Items listed in a dataset

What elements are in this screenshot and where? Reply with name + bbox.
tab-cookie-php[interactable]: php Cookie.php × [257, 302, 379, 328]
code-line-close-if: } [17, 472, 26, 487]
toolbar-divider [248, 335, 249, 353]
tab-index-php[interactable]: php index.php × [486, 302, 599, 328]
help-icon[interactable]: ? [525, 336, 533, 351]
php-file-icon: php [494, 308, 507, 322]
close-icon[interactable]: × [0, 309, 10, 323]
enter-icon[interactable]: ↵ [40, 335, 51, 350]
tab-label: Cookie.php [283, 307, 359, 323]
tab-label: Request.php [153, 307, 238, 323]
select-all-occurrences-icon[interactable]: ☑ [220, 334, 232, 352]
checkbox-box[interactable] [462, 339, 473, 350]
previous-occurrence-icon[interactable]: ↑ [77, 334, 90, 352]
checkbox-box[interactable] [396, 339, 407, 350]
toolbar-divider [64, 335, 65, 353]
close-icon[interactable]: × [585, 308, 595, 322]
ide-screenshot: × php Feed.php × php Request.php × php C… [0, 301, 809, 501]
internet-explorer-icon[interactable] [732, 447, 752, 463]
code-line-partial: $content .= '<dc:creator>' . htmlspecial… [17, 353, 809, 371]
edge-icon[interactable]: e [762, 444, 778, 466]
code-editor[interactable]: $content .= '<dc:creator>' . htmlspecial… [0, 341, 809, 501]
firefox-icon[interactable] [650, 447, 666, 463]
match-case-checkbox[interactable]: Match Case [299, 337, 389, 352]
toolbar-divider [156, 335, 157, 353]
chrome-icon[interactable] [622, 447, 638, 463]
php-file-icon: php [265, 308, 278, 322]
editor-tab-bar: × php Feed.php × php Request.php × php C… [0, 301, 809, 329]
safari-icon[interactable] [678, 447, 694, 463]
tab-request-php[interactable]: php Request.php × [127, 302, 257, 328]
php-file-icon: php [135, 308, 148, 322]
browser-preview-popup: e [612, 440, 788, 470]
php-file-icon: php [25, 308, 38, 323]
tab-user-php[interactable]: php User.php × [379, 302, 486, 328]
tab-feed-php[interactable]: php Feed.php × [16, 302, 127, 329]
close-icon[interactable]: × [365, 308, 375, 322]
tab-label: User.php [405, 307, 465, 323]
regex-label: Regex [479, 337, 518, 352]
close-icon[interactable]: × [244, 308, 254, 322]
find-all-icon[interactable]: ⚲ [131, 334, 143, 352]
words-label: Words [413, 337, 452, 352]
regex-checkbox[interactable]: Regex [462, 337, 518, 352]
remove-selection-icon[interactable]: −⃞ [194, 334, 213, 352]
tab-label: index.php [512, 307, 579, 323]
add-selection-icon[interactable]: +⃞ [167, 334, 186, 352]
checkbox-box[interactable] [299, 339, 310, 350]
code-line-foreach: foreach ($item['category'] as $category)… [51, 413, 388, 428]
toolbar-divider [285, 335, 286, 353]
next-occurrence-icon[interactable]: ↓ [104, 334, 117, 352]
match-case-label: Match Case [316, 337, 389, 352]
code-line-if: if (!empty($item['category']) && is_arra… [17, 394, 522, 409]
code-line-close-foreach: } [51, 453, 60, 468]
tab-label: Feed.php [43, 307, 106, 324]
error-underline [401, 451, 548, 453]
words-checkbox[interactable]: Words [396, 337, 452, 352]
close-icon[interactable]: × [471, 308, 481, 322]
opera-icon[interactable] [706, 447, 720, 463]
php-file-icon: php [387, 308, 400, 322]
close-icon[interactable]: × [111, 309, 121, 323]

[Task directions] Quote the lines of the data exactly, starting at the first line and ending at the line that contains "toolbar-divider [64, 335, 65, 353]".

[Exercise output]
What elements are in this screenshot and where? Reply with name + bbox.
tab-cookie-php[interactable]: php Cookie.php × [257, 302, 379, 328]
code-line-close-if: } [17, 472, 26, 487]
toolbar-divider [248, 335, 249, 353]
tab-index-php[interactable]: php index.php × [486, 302, 599, 328]
help-icon[interactable]: ? [525, 336, 533, 351]
php-file-icon: php [494, 308, 507, 322]
close-icon[interactable]: × [0, 309, 10, 323]
enter-icon[interactable]: ↵ [40, 335, 51, 350]
tab-label: Cookie.php [283, 307, 359, 323]
tab-label: Request.php [153, 307, 238, 323]
select-all-occurrences-icon[interactable]: ☑ [220, 334, 232, 352]
checkbox-box[interactable] [462, 339, 473, 350]
previous-occurrence-icon[interactable]: ↑ [77, 334, 90, 352]
checkbox-box[interactable] [396, 339, 407, 350]
toolbar-divider [64, 335, 65, 353]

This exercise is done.